### TASK TO COMPLETE
Which lines in the material below contain the word "POHYB"? Copy each of them.
(begin)
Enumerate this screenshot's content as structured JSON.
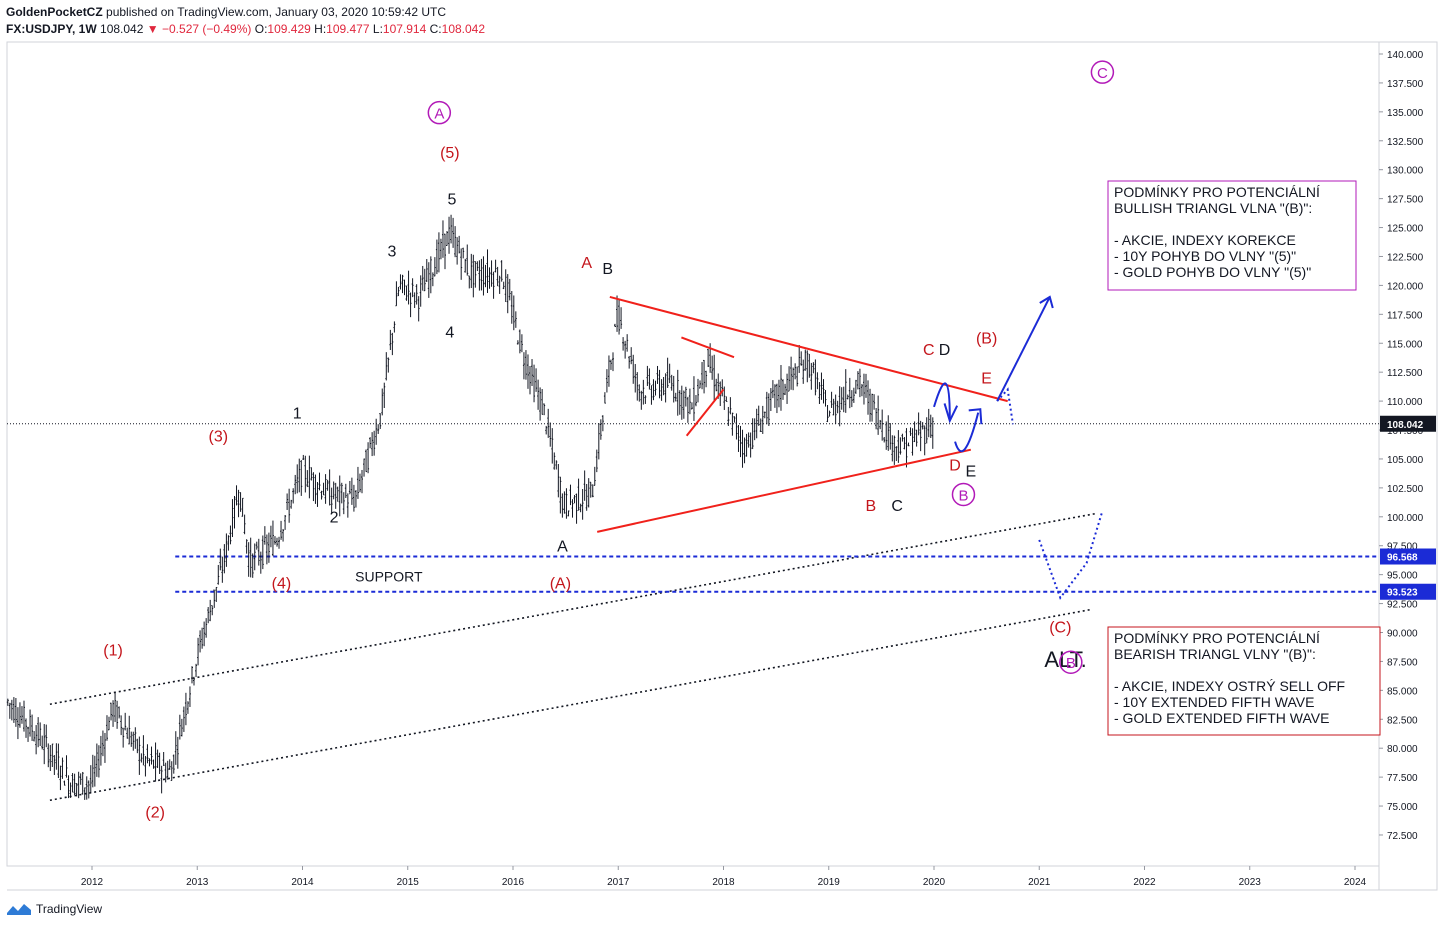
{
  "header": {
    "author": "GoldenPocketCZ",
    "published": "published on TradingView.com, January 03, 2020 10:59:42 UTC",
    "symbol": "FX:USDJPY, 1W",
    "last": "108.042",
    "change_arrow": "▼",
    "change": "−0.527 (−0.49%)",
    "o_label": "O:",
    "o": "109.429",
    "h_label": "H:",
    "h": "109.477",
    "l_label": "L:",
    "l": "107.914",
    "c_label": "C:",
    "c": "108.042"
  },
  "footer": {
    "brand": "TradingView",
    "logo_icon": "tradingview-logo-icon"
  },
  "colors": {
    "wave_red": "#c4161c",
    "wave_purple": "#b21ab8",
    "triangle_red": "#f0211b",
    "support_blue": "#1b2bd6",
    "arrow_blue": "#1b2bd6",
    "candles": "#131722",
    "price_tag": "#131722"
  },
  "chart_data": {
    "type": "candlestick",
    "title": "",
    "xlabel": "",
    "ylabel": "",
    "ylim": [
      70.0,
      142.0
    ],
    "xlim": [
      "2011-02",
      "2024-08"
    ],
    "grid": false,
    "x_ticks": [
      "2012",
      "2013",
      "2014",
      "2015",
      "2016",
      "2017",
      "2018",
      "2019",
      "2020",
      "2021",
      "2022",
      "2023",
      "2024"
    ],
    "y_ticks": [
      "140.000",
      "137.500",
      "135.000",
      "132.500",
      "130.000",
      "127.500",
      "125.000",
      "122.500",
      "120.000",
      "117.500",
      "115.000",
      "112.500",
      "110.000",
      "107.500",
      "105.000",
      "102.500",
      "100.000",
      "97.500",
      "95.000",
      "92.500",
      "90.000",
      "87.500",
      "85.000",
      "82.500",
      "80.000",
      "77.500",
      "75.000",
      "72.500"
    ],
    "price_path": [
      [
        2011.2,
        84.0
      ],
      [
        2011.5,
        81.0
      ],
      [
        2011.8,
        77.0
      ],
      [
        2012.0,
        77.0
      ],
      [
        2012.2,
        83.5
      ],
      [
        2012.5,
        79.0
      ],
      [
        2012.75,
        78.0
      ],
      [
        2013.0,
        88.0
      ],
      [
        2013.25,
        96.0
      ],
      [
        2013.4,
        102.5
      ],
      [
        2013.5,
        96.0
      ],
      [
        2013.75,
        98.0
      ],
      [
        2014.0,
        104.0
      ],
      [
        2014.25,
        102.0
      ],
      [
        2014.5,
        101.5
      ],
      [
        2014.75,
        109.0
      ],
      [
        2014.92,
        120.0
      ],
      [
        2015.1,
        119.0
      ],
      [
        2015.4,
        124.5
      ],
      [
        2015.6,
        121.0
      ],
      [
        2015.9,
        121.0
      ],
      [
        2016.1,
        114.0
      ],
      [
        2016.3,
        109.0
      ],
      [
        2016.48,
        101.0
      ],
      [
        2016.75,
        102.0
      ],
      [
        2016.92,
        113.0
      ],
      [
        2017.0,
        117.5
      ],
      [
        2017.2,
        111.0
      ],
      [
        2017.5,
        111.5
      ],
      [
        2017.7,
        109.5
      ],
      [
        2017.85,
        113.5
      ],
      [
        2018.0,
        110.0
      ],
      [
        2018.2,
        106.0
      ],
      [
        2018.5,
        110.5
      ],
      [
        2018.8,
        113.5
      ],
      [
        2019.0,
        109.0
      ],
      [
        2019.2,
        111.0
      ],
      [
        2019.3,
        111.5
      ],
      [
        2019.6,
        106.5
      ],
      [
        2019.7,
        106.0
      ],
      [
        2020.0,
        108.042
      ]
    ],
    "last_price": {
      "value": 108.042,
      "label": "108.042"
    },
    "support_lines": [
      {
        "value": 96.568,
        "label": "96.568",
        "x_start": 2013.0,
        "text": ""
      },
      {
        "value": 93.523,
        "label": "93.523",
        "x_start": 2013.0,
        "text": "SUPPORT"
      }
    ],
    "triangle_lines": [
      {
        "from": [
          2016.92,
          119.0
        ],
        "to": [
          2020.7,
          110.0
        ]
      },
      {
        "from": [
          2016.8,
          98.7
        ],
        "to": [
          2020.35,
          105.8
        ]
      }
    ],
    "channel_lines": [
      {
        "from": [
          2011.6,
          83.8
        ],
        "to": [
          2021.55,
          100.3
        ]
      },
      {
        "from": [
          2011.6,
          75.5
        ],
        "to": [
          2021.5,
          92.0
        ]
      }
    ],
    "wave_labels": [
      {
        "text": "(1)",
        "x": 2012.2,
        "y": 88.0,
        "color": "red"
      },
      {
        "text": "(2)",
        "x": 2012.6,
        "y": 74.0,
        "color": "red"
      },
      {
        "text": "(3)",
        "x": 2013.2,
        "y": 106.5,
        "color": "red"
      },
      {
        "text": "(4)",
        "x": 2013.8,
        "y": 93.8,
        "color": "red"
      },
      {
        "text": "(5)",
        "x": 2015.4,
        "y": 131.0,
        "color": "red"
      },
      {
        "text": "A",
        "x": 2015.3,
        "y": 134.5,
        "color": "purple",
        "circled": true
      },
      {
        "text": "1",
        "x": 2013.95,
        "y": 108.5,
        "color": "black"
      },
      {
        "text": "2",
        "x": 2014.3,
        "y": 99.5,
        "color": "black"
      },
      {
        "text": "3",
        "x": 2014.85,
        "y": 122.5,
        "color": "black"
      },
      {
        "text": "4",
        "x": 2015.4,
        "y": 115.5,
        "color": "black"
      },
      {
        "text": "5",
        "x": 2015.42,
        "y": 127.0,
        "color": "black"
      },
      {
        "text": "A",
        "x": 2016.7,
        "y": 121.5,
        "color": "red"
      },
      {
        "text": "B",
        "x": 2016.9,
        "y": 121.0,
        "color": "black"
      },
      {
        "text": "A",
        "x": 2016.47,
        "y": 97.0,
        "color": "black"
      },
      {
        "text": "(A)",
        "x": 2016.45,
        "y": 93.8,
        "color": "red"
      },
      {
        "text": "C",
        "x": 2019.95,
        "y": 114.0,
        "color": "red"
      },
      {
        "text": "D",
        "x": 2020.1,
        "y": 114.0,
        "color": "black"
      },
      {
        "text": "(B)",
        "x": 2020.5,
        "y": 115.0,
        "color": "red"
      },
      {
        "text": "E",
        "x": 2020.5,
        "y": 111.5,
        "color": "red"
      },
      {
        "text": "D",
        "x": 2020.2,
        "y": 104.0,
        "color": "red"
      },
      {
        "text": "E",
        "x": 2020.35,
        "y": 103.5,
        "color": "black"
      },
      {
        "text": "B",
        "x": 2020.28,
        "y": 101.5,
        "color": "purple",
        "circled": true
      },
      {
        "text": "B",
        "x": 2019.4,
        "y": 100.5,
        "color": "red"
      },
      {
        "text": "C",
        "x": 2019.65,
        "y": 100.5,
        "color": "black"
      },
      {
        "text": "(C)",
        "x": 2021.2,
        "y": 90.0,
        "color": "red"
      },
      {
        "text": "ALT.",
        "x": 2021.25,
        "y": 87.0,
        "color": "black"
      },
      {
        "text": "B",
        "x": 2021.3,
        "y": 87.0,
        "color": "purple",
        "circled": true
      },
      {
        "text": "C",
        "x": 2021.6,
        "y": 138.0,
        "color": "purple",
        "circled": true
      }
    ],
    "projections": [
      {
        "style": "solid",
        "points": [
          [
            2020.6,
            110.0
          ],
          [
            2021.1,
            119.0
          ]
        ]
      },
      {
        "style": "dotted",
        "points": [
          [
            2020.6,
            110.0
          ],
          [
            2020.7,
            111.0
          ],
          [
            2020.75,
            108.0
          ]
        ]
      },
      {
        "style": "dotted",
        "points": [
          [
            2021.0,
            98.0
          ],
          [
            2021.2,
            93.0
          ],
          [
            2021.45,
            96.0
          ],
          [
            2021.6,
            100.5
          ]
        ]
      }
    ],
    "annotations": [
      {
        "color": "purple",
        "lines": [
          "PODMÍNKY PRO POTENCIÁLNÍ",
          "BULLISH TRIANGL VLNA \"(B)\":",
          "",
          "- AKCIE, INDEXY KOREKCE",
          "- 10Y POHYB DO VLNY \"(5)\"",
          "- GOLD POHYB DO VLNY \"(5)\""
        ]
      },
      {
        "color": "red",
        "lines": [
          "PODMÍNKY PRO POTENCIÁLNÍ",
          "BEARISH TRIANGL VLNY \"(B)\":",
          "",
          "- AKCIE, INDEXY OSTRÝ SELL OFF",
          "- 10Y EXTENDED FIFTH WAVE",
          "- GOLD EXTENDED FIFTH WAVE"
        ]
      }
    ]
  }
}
(end)
### COMPLETE OUTPUT
          "- 10Y POHYB DO VLNY \"(5)\"",
          "- GOLD POHYB DO VLNY \"(5)\""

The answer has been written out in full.